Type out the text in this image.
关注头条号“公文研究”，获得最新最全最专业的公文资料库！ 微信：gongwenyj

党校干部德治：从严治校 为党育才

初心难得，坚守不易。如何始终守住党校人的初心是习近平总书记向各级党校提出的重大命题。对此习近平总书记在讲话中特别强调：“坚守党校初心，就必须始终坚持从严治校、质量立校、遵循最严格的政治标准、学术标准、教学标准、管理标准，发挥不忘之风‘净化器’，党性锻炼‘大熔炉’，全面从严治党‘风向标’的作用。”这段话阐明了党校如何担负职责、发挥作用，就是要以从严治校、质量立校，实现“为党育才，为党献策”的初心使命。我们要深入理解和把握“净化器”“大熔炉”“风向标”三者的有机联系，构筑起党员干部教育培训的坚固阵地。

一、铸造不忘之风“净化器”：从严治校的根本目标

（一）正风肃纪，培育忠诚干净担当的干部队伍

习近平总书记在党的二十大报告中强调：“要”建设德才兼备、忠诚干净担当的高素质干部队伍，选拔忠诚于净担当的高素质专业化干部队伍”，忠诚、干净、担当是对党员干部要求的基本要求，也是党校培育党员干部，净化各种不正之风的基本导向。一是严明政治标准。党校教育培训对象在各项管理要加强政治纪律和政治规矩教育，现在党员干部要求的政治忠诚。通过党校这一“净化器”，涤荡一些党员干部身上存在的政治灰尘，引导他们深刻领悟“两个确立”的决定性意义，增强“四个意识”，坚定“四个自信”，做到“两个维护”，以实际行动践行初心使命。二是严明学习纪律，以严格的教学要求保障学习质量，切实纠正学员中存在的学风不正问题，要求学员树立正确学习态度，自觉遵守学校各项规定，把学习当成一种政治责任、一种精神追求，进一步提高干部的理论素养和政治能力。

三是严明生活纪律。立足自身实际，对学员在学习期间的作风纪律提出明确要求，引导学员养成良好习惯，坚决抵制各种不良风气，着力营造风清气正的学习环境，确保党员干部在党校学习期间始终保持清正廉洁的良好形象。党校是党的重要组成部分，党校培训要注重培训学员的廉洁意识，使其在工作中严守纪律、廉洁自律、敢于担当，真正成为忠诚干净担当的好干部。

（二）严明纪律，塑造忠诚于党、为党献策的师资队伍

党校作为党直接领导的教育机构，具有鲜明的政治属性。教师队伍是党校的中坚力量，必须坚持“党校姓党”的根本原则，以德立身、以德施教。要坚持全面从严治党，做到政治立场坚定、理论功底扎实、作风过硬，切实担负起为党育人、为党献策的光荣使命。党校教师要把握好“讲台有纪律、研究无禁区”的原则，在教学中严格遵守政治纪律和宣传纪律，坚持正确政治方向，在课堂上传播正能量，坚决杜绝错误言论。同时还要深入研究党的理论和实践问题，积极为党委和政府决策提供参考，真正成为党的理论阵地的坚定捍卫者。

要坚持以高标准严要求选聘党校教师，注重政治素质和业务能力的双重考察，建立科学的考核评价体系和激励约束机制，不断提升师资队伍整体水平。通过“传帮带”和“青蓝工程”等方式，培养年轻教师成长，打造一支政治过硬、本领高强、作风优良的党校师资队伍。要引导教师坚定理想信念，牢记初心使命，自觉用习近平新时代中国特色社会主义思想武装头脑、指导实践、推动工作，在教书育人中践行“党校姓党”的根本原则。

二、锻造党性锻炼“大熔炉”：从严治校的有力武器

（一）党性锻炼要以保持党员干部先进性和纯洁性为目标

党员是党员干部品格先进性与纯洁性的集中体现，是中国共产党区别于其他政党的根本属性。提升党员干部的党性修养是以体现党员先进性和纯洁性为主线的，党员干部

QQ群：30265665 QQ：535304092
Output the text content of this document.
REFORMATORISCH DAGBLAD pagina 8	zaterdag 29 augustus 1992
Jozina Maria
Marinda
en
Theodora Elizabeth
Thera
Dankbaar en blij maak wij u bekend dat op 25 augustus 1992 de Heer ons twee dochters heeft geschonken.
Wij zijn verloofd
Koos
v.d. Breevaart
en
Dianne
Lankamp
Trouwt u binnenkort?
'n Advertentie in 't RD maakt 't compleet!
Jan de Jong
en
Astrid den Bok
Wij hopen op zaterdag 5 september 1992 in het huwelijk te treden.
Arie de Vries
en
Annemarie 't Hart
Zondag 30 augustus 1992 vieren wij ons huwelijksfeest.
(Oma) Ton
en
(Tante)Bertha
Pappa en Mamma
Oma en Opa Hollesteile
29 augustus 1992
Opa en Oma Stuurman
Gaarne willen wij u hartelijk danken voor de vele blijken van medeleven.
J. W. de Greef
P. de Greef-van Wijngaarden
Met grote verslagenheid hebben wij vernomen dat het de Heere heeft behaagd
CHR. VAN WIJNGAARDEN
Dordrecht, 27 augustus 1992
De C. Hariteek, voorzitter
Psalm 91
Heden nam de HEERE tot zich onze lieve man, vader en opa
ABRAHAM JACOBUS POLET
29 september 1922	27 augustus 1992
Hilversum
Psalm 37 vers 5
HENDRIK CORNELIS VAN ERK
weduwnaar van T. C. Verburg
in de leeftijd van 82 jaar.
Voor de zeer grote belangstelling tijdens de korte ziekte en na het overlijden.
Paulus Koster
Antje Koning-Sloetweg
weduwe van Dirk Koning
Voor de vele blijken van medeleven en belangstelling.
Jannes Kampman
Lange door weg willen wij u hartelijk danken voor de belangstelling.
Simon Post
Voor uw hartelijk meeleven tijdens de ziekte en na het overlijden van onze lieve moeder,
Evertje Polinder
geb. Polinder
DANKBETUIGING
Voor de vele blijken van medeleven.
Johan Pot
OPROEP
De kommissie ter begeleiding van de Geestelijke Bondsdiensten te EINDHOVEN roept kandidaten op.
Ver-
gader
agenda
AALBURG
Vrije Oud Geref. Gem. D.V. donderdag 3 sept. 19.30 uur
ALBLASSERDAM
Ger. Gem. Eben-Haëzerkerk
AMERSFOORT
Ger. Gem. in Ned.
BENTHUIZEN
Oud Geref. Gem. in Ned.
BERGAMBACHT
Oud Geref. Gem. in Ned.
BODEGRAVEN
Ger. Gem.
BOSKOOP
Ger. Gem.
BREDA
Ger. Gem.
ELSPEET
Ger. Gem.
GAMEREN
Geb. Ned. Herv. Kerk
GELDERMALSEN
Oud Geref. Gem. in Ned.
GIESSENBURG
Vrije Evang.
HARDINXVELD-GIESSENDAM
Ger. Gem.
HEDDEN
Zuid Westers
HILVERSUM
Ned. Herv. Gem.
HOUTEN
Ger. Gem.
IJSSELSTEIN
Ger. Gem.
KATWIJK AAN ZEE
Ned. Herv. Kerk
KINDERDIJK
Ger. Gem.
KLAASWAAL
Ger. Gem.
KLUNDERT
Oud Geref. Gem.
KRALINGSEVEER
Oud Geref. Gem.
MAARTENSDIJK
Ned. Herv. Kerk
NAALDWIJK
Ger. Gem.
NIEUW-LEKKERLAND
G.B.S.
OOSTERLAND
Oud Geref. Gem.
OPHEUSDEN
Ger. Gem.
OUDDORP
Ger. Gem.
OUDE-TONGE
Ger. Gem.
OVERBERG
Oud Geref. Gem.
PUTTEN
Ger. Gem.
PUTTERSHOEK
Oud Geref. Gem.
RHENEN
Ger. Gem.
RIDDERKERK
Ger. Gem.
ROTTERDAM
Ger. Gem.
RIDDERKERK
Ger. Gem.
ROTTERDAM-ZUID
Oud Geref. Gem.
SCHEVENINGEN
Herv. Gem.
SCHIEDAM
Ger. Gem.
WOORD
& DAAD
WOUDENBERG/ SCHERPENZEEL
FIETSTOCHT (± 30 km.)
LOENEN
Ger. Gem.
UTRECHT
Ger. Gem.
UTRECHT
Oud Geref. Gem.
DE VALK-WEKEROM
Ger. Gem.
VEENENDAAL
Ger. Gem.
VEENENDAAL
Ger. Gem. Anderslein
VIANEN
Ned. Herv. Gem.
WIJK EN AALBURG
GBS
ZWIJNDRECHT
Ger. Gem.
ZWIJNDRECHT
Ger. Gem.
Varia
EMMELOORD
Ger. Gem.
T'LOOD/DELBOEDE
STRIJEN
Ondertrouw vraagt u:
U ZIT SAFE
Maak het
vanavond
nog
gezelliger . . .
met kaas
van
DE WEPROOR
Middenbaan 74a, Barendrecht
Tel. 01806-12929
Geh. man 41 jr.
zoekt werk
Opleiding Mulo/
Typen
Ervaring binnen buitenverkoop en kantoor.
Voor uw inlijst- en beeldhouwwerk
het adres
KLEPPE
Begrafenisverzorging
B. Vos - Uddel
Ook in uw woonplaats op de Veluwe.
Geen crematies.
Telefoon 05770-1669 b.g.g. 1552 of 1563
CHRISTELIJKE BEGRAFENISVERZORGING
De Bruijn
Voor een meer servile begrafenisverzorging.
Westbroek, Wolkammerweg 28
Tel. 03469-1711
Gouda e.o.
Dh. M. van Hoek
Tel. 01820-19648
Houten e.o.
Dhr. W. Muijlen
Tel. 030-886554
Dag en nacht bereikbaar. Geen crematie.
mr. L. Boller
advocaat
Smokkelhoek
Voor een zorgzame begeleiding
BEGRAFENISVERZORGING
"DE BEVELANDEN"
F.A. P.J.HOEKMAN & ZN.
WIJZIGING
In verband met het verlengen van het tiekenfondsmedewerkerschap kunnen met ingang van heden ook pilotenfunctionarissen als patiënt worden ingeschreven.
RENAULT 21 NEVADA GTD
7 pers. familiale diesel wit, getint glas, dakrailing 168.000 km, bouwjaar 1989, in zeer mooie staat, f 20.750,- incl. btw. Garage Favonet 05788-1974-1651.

• Written exercise:
Collect each line containing the string "zaterdag".

• Exercise output:
REFORMATORISCH DAGBLAD pagina 8	zaterdag 29 augustus 1992
Wij hopen op zaterdag 5 september 1992 in het huwelijk te treden.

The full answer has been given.